▶ Goal of the exercise
Transcribe the entries that follow exactly as they appear, minus pictures.

>> Start Information shown

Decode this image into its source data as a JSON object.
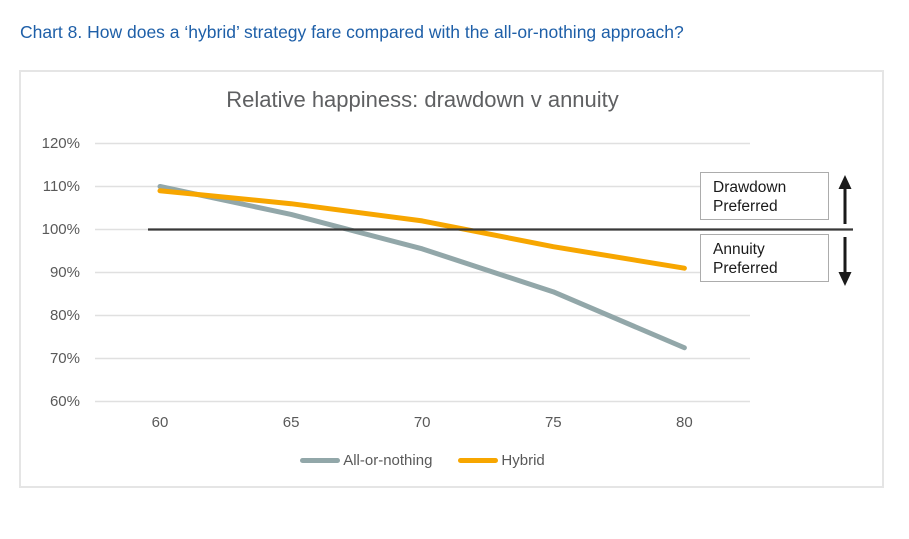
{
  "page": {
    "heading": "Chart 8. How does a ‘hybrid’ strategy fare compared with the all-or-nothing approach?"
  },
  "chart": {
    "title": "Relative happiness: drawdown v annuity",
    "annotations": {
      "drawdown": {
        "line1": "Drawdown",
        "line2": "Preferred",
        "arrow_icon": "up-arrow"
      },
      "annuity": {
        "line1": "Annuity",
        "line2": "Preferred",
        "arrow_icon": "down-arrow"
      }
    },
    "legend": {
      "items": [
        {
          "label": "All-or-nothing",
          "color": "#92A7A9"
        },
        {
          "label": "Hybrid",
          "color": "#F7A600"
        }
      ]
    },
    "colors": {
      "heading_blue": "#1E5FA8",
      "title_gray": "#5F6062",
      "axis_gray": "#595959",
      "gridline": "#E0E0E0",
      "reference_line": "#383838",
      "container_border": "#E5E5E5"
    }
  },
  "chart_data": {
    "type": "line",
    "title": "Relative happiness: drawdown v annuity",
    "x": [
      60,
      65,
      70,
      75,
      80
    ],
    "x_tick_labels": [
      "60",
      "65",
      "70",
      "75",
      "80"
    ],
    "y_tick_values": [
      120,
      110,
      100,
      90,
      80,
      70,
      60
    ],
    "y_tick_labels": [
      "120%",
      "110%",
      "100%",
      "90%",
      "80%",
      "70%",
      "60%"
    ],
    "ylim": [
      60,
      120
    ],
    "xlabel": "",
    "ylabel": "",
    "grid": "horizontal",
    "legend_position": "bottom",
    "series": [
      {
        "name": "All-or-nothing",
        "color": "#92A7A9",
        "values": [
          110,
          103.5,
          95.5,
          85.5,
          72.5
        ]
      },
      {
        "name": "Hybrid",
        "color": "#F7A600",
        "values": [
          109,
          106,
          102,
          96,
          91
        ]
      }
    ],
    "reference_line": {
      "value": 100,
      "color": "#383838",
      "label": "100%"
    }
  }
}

>> End Information shown

▶ Answer for the task
Decode this image into its source data as a JSON object.
{
  "page": {
    "heading": "Chart 8. How does a ‘hybrid’ strategy fare compared with the all-or-nothing approach?"
  },
  "chart": {
    "title": "Relative happiness: drawdown v annuity",
    "annotations": {
      "drawdown": {
        "line1": "Drawdown",
        "line2": "Preferred",
        "arrow_icon": "up-arrow"
      },
      "annuity": {
        "line1": "Annuity",
        "line2": "Preferred",
        "arrow_icon": "down-arrow"
      }
    },
    "legend": {
      "items": [
        {
          "label": "All-or-nothing",
          "color": "#92A7A9"
        },
        {
          "label": "Hybrid",
          "color": "#F7A600"
        }
      ]
    },
    "colors": {
      "heading_blue": "#1E5FA8",
      "title_gray": "#5F6062",
      "axis_gray": "#595959",
      "gridline": "#E0E0E0",
      "reference_line": "#383838",
      "container_border": "#E5E5E5"
    }
  },
  "chart_data": {
    "type": "line",
    "title": "Relative happiness: drawdown v annuity",
    "x": [
      60,
      65,
      70,
      75,
      80
    ],
    "x_tick_labels": [
      "60",
      "65",
      "70",
      "75",
      "80"
    ],
    "y_tick_values": [
      120,
      110,
      100,
      90,
      80,
      70,
      60
    ],
    "y_tick_labels": [
      "120%",
      "110%",
      "100%",
      "90%",
      "80%",
      "70%",
      "60%"
    ],
    "ylim": [
      60,
      120
    ],
    "xlabel": "",
    "ylabel": "",
    "grid": "horizontal",
    "legend_position": "bottom",
    "series": [
      {
        "name": "All-or-nothing",
        "color": "#92A7A9",
        "values": [
          110,
          103.5,
          95.5,
          85.5,
          72.5
        ]
      },
      {
        "name": "Hybrid",
        "color": "#F7A600",
        "values": [
          109,
          106,
          102,
          96,
          91
        ]
      }
    ],
    "reference_line": {
      "value": 100,
      "color": "#383838",
      "label": "100%"
    }
  }
}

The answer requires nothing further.